### Zitierter Text
Von den 17 Milliarden für 2016 „wurden rund 11,5 Mil­liarden Euro direkt von den übrigen Stromkunden (zum Beispiel von Privathaushalten und Gewerben) über ihren Strompreis finanziert“, heißt es in dem Gutachten.

Den größten Anteil bei den Hilfen für die Unternehmen macht der Analyse zufolge die vollständige oder teilweise Befreiung auf die EEG-Umlage für Ökostrom aus: 4,2 Milliarden für 2016. Profitieren sollen davon eigentlich Unternehmen, die viel Energie verbrauchen und im internationalen Wettbewerb stehen, wie etwa Stahlwerke oder Aluminiumschmelzen. Dennoch sind unter den von der Umlage befreiten Unternehmen beispielsweise auch Futtermittelhersteller oder regionale Verkehrsbetriebe.

Kommunen verzichten

Auf Platz zwei der Hilfen folgen 3,9 Milliarden an entgangenen Konzessionsabgaben, auf die die Kommunen verzichten, statt die Energieversorger für die Nutzung von öffentlicher Infrastruktur zahlen zu lassen. Drittgrößter Teil mit entgangenen 2,3 Milliarden ist die verringerte EEG-Umlage für Strom, den Unternehmen selbst erzeugen.

Auf weitere 2 Milliarden verzichtet der Staat, weil er Großverbrauchern von Strom für ihre Verbrauchsspitzen die Stromsteuer erlässt – wobei er die Firmen ohnehin schon um 1,3 Milliarden Euro entlastet, weil er 36.700 Firmen im produzierenden Gewerbe und in der Landwirtschaft nierigere Steuern auf Strom, Gas, Öl und Kohle gewährt.

Zeilen aus einem Layout-Datensatz:
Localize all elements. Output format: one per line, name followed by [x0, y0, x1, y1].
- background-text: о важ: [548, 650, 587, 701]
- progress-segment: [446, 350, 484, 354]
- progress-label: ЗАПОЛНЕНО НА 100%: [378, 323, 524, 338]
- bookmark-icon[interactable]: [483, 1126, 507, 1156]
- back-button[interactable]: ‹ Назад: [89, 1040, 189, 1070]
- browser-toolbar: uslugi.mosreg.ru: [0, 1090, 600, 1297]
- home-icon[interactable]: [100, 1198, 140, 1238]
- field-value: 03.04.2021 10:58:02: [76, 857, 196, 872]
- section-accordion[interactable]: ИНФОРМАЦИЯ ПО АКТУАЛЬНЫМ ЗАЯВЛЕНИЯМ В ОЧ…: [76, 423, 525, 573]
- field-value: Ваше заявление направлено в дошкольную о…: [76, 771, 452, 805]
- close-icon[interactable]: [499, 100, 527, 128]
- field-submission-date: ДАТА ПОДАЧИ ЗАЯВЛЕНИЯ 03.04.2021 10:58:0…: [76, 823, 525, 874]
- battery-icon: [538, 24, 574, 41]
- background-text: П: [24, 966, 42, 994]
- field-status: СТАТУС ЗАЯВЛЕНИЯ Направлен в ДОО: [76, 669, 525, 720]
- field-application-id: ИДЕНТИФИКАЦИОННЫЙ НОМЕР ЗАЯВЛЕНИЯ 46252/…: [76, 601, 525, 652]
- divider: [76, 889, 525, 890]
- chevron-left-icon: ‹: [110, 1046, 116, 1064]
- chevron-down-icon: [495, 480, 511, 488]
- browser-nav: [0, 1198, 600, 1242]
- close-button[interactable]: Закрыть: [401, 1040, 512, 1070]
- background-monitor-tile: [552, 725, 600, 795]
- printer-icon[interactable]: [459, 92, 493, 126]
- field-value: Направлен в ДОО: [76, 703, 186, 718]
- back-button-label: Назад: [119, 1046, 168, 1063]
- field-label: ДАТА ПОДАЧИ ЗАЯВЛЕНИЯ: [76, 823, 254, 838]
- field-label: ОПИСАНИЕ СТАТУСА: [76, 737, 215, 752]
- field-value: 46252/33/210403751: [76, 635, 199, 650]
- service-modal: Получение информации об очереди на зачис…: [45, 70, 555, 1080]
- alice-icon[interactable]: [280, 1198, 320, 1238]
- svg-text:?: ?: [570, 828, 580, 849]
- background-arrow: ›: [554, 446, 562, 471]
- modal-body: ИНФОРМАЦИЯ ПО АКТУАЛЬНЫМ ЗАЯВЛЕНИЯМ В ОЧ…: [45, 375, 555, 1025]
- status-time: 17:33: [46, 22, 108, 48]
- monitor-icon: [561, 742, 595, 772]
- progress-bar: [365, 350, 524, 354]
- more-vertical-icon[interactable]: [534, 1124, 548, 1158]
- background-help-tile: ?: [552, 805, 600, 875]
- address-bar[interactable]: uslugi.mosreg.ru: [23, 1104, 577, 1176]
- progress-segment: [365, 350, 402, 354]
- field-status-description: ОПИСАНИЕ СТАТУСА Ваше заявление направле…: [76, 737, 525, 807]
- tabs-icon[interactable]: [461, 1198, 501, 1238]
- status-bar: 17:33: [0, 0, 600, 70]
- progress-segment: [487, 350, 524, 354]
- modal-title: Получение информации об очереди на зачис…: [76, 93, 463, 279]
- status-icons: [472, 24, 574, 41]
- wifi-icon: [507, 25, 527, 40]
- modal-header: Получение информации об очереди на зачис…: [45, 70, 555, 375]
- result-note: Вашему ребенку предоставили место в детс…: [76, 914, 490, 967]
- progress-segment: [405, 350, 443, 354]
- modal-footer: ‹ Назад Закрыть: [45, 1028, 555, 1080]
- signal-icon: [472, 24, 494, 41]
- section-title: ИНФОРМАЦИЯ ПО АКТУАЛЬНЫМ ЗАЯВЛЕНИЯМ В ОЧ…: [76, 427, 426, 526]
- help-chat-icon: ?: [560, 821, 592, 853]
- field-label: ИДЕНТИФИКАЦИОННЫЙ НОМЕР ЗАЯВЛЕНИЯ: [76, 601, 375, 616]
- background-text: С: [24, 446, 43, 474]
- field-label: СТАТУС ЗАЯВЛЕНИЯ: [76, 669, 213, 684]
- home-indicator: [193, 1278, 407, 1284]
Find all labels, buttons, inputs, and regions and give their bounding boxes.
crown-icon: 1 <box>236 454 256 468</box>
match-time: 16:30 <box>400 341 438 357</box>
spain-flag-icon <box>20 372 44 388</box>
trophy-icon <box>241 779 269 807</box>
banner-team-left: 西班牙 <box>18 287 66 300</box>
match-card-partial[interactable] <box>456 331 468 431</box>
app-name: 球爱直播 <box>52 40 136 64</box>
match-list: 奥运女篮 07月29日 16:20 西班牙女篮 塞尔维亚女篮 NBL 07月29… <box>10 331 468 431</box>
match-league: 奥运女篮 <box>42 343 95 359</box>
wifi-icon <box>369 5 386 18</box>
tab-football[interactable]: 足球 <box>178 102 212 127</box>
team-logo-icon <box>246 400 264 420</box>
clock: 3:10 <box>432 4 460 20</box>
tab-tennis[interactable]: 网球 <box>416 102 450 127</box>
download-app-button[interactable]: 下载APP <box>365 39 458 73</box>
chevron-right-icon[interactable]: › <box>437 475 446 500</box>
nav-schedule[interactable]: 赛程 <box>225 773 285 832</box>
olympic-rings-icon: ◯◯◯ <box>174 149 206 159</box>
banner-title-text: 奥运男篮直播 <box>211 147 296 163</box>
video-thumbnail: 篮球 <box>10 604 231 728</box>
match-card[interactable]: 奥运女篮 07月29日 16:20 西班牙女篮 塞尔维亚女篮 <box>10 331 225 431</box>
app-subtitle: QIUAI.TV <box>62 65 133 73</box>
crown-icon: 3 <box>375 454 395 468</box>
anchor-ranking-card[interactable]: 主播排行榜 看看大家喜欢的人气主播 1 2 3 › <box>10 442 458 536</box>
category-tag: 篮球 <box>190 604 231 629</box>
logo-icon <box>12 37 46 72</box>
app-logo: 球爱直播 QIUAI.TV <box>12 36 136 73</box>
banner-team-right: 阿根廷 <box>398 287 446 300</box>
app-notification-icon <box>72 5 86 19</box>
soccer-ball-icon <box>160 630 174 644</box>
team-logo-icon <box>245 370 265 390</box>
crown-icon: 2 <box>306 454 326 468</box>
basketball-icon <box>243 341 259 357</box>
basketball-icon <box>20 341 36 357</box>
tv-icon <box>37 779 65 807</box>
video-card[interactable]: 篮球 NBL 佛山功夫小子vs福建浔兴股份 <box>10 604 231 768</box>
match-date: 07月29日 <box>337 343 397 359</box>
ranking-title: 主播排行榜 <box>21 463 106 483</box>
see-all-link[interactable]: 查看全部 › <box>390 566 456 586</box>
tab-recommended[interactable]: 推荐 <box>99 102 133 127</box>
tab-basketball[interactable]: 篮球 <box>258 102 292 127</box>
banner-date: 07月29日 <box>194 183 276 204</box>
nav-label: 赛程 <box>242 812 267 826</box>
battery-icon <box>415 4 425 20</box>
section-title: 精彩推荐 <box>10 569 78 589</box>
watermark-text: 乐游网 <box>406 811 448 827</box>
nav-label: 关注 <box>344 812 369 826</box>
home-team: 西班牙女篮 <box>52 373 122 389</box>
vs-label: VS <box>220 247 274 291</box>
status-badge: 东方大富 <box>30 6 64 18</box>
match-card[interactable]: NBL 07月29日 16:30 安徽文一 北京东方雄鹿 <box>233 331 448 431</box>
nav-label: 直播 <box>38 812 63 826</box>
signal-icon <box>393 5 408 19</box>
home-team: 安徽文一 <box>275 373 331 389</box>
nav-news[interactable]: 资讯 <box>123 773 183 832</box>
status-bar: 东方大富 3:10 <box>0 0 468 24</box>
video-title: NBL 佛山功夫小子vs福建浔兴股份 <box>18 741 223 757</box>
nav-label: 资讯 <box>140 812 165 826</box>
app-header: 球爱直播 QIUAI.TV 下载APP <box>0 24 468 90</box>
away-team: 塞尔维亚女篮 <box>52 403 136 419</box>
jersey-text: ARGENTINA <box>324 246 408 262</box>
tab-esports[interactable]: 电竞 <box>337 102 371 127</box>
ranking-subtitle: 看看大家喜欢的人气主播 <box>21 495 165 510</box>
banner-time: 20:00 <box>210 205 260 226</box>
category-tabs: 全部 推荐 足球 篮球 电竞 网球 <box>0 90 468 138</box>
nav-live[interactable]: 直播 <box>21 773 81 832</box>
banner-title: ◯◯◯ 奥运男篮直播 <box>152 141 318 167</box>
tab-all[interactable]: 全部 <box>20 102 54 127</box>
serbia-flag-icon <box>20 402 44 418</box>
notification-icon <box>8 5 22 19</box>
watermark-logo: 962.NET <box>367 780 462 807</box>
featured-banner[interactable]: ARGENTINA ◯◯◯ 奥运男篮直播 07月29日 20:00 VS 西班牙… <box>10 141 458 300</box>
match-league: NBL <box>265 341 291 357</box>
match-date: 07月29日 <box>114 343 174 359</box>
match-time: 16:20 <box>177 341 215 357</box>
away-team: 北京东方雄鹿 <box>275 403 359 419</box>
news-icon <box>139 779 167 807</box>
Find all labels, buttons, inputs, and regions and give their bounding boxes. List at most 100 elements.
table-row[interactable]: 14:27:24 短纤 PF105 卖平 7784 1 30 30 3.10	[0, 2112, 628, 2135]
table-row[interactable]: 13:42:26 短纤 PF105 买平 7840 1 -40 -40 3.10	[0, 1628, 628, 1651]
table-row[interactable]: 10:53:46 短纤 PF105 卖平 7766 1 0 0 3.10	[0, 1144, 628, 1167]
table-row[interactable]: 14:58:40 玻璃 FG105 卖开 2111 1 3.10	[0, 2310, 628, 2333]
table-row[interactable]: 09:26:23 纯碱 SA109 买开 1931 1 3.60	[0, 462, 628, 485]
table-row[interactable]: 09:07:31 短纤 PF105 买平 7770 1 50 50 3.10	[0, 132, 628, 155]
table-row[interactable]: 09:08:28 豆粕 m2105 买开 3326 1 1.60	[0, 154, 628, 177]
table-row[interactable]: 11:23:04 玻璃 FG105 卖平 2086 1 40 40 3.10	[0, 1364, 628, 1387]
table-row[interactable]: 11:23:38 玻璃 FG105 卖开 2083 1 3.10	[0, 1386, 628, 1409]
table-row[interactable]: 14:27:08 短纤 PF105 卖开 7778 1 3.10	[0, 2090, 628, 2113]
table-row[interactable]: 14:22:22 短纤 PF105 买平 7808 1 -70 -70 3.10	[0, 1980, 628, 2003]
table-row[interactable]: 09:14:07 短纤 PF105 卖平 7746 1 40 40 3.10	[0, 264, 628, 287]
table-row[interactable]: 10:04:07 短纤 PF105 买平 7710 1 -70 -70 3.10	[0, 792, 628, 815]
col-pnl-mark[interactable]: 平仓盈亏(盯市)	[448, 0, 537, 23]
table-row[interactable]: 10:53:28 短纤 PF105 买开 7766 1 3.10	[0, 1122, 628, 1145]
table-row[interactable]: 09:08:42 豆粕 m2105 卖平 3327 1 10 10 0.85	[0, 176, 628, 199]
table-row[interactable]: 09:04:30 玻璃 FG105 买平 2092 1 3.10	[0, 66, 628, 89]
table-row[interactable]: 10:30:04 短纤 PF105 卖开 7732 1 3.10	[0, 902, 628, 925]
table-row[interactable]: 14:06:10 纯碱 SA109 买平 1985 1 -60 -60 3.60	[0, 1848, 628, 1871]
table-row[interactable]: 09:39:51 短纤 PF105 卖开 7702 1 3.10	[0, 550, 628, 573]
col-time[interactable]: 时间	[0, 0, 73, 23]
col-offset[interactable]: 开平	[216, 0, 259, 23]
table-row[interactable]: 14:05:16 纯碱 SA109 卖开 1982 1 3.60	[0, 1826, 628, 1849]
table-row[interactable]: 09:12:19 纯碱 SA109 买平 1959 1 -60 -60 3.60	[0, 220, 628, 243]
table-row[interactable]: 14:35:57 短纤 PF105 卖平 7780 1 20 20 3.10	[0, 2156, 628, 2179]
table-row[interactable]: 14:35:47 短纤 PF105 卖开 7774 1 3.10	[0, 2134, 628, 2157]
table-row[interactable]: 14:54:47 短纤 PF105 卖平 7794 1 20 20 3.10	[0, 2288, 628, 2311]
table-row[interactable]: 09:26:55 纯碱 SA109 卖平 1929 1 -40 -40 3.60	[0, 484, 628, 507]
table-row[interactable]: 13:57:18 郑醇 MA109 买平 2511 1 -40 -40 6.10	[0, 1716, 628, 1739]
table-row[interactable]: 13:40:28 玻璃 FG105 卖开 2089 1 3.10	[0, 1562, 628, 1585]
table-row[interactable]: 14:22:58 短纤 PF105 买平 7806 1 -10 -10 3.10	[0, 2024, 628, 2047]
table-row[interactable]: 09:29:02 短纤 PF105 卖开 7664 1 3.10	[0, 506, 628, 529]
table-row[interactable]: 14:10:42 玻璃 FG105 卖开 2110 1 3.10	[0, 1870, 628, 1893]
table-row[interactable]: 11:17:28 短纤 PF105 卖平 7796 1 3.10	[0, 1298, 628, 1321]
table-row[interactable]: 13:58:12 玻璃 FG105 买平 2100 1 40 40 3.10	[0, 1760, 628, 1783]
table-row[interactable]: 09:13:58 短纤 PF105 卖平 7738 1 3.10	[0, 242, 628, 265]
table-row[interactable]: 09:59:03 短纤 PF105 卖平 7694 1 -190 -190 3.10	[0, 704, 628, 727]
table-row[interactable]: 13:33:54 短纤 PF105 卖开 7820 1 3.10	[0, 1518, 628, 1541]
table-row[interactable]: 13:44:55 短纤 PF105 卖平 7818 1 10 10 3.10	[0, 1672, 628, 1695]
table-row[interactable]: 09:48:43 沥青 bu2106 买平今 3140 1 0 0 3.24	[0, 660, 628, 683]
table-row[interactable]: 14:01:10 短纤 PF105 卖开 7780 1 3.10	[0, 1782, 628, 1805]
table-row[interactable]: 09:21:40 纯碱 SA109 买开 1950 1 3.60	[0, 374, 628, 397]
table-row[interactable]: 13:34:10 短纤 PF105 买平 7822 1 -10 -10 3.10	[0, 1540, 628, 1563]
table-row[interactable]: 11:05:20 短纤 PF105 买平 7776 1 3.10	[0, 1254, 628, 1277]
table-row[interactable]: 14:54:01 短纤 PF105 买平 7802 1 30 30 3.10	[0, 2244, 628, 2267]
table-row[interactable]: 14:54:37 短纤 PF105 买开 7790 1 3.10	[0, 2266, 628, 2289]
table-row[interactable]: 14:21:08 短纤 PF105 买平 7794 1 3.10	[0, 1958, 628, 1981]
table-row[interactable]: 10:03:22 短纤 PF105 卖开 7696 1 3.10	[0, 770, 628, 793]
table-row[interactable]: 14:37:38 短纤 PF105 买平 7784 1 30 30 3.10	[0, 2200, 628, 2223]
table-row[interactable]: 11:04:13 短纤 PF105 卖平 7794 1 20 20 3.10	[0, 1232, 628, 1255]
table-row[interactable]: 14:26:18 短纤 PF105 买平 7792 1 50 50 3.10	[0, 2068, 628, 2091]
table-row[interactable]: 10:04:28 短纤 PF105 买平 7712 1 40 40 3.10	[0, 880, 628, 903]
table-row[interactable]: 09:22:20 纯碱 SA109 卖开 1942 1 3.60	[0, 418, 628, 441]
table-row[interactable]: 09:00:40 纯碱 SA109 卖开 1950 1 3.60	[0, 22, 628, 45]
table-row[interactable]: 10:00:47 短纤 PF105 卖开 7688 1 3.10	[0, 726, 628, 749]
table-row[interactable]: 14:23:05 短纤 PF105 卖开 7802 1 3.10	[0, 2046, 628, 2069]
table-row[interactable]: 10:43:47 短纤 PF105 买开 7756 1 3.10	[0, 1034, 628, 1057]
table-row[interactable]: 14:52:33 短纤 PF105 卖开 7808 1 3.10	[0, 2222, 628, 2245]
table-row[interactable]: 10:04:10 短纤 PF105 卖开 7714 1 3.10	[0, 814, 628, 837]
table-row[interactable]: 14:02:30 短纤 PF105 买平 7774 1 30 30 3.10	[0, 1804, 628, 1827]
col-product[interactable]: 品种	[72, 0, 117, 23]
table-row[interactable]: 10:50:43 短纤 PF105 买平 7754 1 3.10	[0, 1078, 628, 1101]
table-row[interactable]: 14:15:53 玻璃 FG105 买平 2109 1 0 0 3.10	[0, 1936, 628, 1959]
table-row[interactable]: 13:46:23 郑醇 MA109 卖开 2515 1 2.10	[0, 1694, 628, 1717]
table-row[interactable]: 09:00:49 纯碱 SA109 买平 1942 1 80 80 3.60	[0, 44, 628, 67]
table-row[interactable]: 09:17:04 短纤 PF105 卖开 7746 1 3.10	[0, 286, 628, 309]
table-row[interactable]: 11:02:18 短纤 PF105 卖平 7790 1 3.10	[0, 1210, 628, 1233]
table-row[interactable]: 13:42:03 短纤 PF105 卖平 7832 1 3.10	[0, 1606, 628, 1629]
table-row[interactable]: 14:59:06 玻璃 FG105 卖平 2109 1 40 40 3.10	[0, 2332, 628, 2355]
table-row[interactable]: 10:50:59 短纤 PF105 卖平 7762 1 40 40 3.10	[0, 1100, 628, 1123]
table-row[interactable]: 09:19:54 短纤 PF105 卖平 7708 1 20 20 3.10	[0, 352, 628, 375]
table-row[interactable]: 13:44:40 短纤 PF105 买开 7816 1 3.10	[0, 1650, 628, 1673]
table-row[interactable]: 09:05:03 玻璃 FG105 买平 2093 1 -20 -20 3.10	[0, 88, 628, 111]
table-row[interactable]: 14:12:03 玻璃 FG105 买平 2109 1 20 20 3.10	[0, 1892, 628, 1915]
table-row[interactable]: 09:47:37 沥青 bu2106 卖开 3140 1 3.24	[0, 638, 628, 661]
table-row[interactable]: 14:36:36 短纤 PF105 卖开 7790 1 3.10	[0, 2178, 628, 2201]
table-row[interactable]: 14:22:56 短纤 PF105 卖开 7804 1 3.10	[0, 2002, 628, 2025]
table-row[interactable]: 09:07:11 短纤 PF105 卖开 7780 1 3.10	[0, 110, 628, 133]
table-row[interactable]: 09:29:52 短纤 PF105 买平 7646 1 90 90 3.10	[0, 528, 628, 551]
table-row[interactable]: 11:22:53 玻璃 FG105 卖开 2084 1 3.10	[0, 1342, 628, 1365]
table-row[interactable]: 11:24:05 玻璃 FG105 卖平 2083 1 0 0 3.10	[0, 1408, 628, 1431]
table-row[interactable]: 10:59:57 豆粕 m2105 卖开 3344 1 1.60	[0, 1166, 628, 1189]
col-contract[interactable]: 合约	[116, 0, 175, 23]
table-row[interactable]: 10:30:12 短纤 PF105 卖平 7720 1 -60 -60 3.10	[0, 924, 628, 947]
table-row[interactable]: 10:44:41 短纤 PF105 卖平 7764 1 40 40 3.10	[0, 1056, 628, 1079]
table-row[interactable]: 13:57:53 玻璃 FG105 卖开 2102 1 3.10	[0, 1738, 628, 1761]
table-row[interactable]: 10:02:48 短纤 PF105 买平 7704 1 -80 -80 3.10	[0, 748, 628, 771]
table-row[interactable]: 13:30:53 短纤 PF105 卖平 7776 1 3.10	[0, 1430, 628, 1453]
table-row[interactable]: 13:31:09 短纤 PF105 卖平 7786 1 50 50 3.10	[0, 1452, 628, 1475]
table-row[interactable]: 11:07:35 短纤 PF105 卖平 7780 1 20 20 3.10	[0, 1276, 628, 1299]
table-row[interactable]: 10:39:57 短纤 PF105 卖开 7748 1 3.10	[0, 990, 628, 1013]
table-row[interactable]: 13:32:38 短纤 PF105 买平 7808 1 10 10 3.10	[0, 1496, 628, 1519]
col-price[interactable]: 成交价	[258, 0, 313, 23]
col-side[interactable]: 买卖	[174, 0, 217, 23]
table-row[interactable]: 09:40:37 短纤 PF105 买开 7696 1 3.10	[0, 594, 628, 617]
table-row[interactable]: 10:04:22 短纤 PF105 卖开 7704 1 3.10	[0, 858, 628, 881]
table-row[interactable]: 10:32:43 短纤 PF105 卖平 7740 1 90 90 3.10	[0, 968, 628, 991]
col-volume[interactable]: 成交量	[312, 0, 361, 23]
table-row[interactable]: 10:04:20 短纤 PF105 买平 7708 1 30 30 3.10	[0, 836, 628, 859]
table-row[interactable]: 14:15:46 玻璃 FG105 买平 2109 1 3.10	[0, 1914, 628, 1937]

### Übungsaufgaben
a - Fassen Sie aus dem Text über die Entlastungen für Unternehmen den Absatz, der mit „Auf Platz zwei der Hilfen“ beginnt, als kurze Stichpunktliste zusammen.
b - Schreiben Sie die Zeilen der Auflistung vom Anfang bis einschließlich der Zeile mit „- more-vertical-icon[interactable]: [534, 1124, 548, 1158]“ unverändert ab.

### Lösungen
a -
- Zweitgrößte Hilfe: 3,9 Milliarden an entgangenen Konzessionsabgaben
- Die Kommunen verzichten darauf, statt die Energieversorger für die Nutzung öffentlicher Infrastruktur zahlen zu lassen.
- Drittgrößter Teil: 2,3 Milliarden durch die verringerte EEG-Umlage für Strom, den Unternehmen selbst erzeugen

b -
Localize all elements. Output format: one per line, name followed by [x0, y0, x1, y1].
- background-text: о важ: [548, 650, 587, 701]
- progress-segment: [446, 350, 484, 354]
- progress-label: ЗАПОЛНЕНО НА 100%: [378, 323, 524, 338]
- bookmark-icon[interactable]: [483, 1126, 507, 1156]
- back-button[interactable]: ‹ Назад: [89, 1040, 189, 1070]
- browser-toolbar: uslugi.mosreg.ru: [0, 1090, 600, 1297]
- home-icon[interactable]: [100, 1198, 140, 1238]
- field-value: 03.04.2021 10:58:02: [76, 857, 196, 872]
- section-accordion[interactable]: ИНФОРМАЦИЯ ПО АКТУАЛЬНЫМ ЗАЯВЛЕНИЯМ В ОЧ…: [76, 423, 525, 573]
- field-value: Ваше заявление направлено в дошкольную о…: [76, 771, 452, 805]
- close-icon[interactable]: [499, 100, 527, 128]
- field-submission-date: ДАТА ПОДАЧИ ЗАЯВЛЕНИЯ 03.04.2021 10:58:0…: [76, 823, 525, 874]
- battery-icon: [538, 24, 574, 41]
- background-text: П: [24, 966, 42, 994]
- field-status: СТАТУС ЗАЯВЛЕНИЯ Направлен в ДОО: [76, 669, 525, 720]
- field-application-id: ИДЕНТИФИКАЦИОННЫЙ НОМЕР ЗАЯВЛЕНИЯ 46252/…: [76, 601, 525, 652]
- divider: [76, 889, 525, 890]
- chevron-left-icon: ‹: [110, 1046, 116, 1064]
- chevron-down-icon: [495, 480, 511, 488]
- browser-nav: [0, 1198, 600, 1242]
- close-button[interactable]: Закрыть: [401, 1040, 512, 1070]
- background-monitor-tile: [552, 725, 600, 795]
- printer-icon[interactable]: [459, 92, 493, 126]
- field-value: Направлен в ДОО: [76, 703, 186, 718]
- back-button-label: Назад: [119, 1046, 168, 1063]
- field-label: ДАТА ПОДАЧИ ЗАЯВЛЕНИЯ: [76, 823, 254, 838]
- field-label: ОПИСАНИЕ СТАТУСА: [76, 737, 215, 752]
- field-value: 46252/33/210403751: [76, 635, 199, 650]
- service-modal: Получение информации об очереди на зачис…: [45, 70, 555, 1080]
- alice-icon[interactable]: [280, 1198, 320, 1238]
- svg-text:?: ?: [570, 828, 580, 849]
- background-arrow: ›: [554, 446, 562, 471]
- modal-body: ИНФОРМАЦИЯ ПО АКТУАЛЬНЫМ ЗАЯВЛЕНИЯМ В ОЧ…: [45, 375, 555, 1025]
- status-time: 17:33: [46, 22, 108, 48]
- monitor-icon: [561, 742, 595, 772]
- progress-bar: [365, 350, 524, 354]
- more-vertical-icon[interactable]: [534, 1124, 548, 1158]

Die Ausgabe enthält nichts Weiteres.